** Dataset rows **
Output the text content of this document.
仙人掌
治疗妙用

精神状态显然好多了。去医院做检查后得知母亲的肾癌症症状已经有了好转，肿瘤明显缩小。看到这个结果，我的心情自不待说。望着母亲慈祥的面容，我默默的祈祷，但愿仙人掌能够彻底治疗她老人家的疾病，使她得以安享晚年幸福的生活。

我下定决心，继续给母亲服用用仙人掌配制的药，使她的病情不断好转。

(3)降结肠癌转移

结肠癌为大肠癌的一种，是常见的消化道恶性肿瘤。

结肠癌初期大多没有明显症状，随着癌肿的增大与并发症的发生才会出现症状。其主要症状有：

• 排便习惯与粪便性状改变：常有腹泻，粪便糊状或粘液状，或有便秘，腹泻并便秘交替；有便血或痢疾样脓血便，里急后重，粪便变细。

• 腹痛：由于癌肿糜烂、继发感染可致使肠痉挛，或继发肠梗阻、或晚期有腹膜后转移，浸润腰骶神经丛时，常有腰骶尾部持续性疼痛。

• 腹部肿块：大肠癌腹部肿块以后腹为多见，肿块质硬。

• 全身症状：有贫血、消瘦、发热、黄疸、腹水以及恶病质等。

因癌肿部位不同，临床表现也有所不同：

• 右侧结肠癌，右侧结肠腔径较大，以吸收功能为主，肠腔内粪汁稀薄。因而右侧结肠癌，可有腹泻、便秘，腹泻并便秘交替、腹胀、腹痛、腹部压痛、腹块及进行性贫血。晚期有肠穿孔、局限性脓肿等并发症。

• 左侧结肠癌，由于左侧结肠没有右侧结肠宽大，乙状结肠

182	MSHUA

** What you will do **
The records above should be repeated in full, exactly as given.

** Result **
Output the text content of this document.
仙人掌
治疗妙用

精神状态显然好多了。去医院做检查后得知母亲的肾癌症症状已经有了好转，肿瘤明显缩小。看到这个结果，我的心情自不待说。望着母亲慈祥的面容，我默默的祈祷，但愿仙人掌能够彻底治疗她老人家的疾病，使她得以安享晚年幸福的生活。

我下定决心，继续给母亲服用用仙人掌配制的药，使她的病情不断好转。

(3)降结肠癌转移

结肠癌为大肠癌的一种，是常见的消化道恶性肿瘤。

结肠癌初期大多没有明显症状，随着癌肿的增大与并发症的发生才会出现症状。其主要症状有：

• 排便习惯与粪便性状改变：常有腹泻，粪便糊状或粘液状，或有便秘，腹泻并便秘交替；有便血或痢疾样脓血便，里急后重，粪便变细。

• 腹痛：由于癌肿糜烂、继发感染可致使肠痉挛，或继发肠梗阻、或晚期有腹膜后转移，浸润腰骶神经丛时，常有腰骶尾部持续性疼痛。

• 腹部肿块：大肠癌腹部肿块以后腹为多见，肿块质硬。

• 全身症状：有贫血、消瘦、发热、黄疸、腹水以及恶病质等。

因癌肿部位不同，临床表现也有所不同：

• 右侧结肠癌，右侧结肠腔径较大，以吸收功能为主，肠腔内粪汁稀薄。因而右侧结肠癌，可有腹泻、便秘，腹泻并便秘交替、腹胀、腹痛、腹部压痛、腹块及进行性贫血。晚期有肠穿孔、局限性脓肿等并发症。

• 左侧结肠癌，由于左侧结肠没有右侧结肠宽大，乙状结肠

182	MSHUA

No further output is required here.